• **What the task requires**
All entries must be repeated exactly; do not include the pictures.

• **Records for this exercise**

------------------------------------------------------------------------

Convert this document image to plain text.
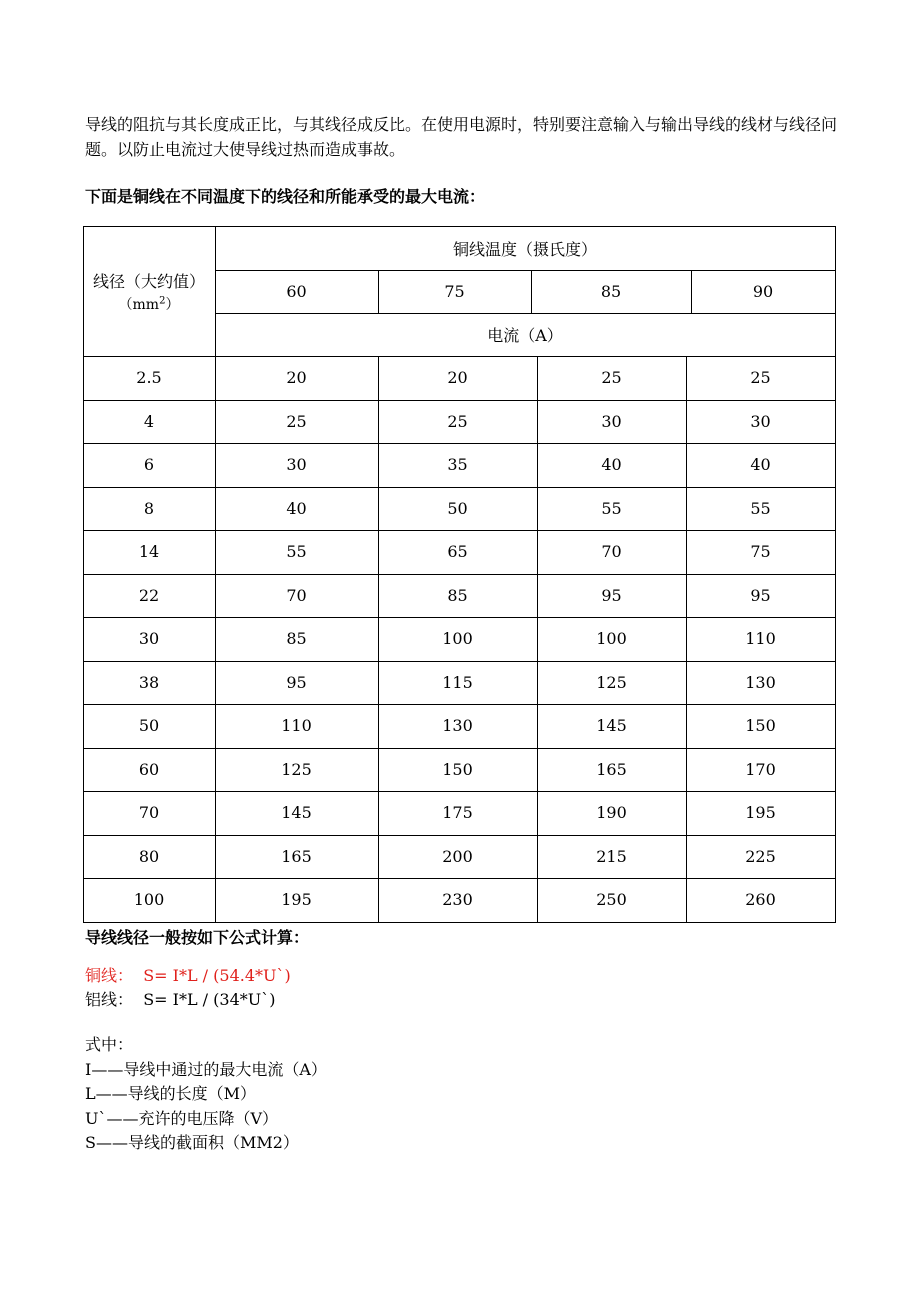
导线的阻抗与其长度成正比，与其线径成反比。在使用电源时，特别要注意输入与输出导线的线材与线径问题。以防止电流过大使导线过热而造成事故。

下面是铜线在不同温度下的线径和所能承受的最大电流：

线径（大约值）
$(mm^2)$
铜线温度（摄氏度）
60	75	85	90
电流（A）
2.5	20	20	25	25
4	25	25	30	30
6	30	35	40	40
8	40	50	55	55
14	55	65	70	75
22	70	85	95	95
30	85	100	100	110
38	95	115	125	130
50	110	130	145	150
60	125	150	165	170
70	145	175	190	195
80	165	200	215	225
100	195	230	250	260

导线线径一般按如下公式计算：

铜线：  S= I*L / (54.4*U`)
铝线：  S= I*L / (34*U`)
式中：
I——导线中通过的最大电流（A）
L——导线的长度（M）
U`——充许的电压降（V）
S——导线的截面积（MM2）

------------------------------------------------------------------------

• **The completed task**
Convert this document image to plain text.
导线的阻抗与其长度成正比，与其线径成反比。在使用电源时，特别要注意输入与输出导线的线材与线径问题。以防止电流过大使导线过热而造成事故。

下面是铜线在不同温度下的线径和所能承受的最大电流：

线径（大约值）
$(mm^2)$
铜线温度（摄氏度）
60	75	85	90
电流（A）
2.5	20	20	25	25
4	25	25	30	30
6	30	35	40	40
8	40	50	55	55
14	55	65	70	75
22	70	85	95	95
30	85	100	100	110
38	95	115	125	130
50	110	130	145	150
60	125	150	165	170
70	145	175	190	195
80	165	200	215	225
100	195	230	250	260

导线线径一般按如下公式计算：

铜线：  S= I*L / (54.4*U`)
铝线：  S= I*L / (34*U`)
式中：
I——导线中通过的最大电流（A）
L——导线的长度（M）
U`——充许的电压降（V）
S——导线的截面积（MM2）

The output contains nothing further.